Aim of the task >> Search the listing below for the word "middle" and copy each line that holds it.

Given entries >>
------

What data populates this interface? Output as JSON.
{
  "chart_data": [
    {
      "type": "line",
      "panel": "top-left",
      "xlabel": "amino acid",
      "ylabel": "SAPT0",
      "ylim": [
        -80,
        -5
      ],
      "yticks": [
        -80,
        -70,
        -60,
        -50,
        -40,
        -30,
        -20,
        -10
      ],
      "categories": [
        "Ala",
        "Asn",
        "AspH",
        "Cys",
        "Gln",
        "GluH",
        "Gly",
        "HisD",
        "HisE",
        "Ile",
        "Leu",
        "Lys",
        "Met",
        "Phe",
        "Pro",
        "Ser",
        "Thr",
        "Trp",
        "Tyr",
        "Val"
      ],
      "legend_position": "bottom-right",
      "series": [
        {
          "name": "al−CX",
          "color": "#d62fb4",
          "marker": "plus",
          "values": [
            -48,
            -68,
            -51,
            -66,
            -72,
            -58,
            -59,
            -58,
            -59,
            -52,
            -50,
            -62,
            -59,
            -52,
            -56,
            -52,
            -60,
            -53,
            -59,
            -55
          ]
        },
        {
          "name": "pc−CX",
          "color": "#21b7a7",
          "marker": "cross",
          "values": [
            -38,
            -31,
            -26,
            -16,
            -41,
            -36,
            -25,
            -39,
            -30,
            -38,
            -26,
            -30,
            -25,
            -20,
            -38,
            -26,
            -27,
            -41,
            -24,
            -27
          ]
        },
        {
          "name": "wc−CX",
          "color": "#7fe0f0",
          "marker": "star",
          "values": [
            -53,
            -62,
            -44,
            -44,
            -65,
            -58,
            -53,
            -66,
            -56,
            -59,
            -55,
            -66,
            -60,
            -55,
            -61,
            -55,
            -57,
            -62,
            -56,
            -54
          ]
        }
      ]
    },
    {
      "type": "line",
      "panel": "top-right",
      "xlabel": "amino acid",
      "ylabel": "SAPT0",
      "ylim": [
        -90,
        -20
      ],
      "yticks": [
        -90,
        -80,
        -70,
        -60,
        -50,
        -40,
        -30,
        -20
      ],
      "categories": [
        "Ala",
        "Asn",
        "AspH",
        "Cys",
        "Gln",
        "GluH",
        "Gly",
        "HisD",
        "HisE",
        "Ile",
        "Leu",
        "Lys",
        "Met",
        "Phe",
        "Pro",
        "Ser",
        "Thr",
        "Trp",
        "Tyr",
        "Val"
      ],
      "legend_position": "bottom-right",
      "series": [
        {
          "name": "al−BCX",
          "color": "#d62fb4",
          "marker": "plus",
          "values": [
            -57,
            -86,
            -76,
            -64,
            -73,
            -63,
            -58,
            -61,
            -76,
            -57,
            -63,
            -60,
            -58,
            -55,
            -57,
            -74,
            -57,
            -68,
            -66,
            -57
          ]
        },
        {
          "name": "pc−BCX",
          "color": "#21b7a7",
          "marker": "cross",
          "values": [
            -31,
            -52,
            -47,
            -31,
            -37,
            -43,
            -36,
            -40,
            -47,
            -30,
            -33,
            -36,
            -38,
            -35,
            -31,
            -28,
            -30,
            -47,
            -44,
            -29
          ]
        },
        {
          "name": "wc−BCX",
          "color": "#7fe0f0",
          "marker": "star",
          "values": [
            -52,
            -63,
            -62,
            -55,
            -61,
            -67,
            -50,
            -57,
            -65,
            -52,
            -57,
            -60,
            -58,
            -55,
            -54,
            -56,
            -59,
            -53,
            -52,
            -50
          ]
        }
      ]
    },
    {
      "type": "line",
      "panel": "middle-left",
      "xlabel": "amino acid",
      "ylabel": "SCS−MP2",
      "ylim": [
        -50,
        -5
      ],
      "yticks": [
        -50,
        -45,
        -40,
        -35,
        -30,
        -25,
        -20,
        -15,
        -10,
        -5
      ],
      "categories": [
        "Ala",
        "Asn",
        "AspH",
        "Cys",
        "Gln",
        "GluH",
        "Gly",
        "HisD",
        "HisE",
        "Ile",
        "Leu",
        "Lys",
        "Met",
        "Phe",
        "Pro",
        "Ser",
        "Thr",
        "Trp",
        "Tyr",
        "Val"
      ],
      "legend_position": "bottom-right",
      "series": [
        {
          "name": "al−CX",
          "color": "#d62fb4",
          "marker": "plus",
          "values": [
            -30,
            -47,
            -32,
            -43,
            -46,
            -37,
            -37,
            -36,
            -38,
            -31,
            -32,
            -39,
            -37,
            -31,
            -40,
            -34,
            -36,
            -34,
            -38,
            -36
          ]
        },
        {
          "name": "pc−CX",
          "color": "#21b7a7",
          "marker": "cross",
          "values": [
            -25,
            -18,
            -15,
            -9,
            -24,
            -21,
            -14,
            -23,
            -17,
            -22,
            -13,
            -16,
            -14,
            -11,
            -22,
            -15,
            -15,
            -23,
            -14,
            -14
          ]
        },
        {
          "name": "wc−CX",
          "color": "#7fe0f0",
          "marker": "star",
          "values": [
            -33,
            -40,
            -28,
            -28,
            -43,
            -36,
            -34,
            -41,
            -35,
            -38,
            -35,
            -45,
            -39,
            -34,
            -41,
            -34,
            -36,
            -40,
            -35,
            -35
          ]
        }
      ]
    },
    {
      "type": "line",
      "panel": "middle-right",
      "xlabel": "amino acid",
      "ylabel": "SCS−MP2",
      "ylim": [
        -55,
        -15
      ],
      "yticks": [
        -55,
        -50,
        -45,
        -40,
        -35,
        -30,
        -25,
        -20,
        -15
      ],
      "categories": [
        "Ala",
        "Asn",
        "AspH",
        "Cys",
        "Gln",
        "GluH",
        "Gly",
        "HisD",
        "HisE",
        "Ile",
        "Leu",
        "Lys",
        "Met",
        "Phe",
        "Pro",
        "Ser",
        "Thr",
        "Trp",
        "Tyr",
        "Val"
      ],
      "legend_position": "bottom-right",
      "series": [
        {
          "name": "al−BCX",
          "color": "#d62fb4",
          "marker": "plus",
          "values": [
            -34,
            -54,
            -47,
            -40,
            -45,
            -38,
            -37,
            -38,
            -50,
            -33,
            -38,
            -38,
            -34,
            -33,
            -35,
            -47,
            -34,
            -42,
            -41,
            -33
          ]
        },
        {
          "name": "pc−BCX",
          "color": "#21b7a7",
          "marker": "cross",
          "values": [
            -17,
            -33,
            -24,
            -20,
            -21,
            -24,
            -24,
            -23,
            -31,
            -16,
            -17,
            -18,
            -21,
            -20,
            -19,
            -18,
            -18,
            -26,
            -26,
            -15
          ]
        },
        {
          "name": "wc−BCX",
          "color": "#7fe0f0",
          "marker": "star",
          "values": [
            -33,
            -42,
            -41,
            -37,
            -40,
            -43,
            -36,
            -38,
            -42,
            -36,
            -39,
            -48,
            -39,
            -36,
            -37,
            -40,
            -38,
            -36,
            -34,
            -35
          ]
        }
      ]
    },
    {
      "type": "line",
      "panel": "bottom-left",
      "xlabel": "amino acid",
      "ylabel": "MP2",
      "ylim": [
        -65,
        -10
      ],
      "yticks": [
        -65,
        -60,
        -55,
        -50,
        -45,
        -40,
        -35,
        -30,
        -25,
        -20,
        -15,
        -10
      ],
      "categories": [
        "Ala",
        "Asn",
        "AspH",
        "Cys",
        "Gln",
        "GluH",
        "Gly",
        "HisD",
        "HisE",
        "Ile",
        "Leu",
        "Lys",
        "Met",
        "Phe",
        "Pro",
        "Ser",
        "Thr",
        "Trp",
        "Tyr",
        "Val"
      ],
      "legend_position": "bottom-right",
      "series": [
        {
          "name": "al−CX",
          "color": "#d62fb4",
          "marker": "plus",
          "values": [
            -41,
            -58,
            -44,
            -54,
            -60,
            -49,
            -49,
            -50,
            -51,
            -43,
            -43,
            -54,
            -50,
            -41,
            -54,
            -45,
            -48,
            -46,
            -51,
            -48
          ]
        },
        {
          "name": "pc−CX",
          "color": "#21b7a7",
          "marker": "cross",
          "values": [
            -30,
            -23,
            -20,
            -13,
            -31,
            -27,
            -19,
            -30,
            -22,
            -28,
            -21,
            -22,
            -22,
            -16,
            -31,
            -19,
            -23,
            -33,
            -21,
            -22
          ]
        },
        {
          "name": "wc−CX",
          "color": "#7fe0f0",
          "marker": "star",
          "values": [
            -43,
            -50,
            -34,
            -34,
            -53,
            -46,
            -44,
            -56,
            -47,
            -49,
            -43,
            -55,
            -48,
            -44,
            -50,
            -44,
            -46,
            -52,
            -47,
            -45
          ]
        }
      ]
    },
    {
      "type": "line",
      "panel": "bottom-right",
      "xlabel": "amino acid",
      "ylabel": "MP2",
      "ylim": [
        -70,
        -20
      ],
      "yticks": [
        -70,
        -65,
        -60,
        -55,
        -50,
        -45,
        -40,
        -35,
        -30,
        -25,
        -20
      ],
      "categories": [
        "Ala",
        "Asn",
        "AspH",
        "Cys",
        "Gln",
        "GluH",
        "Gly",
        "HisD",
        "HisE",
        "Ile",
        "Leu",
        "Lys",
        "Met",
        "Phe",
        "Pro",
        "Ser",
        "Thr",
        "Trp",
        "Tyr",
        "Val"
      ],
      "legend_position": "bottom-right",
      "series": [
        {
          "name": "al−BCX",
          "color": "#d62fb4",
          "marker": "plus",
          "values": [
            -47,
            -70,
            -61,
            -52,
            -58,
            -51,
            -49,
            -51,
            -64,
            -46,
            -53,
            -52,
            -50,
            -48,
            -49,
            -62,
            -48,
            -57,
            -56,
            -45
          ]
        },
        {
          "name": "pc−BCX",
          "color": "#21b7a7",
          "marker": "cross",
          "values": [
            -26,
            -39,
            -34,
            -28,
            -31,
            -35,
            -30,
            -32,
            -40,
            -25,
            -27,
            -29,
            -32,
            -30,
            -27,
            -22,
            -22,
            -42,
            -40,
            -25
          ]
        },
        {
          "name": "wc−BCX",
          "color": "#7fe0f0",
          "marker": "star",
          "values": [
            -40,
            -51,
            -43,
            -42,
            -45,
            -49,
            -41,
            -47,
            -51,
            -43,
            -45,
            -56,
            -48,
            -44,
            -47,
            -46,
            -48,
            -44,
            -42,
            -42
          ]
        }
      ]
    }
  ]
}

------

Response to the exercise >>
      "panel": "middle-left",
      "panel": "middle-right",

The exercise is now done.